* START Source records *

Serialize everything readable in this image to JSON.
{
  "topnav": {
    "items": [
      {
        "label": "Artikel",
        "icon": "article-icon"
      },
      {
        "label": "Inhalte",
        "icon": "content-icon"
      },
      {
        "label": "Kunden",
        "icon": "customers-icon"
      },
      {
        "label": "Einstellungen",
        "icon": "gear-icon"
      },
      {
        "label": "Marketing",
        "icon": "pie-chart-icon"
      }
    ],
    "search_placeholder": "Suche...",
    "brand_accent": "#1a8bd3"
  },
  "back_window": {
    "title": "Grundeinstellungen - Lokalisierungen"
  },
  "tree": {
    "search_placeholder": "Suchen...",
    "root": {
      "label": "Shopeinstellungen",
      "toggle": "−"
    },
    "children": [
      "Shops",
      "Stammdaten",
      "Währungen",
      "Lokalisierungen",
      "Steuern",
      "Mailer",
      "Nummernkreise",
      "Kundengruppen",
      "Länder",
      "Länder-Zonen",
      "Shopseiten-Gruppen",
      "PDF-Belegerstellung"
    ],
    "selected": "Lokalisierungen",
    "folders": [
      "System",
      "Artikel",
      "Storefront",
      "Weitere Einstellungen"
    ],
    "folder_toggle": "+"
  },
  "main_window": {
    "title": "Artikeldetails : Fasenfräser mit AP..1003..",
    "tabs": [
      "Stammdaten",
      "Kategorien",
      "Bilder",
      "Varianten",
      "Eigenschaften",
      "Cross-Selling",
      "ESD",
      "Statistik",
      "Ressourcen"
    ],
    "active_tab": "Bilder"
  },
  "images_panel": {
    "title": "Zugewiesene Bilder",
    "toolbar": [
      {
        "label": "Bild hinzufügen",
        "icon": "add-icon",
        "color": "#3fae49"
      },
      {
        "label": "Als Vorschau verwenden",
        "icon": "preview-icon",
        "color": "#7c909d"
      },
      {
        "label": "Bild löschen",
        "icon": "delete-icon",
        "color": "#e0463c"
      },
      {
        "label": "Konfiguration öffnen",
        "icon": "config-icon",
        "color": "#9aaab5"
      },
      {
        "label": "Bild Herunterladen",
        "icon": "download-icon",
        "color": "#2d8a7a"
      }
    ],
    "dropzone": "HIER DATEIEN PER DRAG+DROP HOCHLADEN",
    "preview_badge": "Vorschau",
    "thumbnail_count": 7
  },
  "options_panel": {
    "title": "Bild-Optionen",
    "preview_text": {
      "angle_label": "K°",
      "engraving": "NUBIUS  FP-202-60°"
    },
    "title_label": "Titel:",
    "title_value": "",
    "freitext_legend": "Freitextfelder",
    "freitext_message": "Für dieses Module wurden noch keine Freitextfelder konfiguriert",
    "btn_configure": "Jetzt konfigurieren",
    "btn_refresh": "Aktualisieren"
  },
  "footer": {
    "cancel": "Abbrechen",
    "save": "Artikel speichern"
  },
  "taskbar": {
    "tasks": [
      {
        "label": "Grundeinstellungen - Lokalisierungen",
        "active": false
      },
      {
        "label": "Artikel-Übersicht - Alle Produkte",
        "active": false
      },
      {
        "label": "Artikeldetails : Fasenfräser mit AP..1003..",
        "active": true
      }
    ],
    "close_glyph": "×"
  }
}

* END Source records *

• What you should do: Return each line that includes "Bilder".

• Task response:
      "Bilder",
    "active_tab": "Bilder"
    "title": "Zugewiesene Bilder",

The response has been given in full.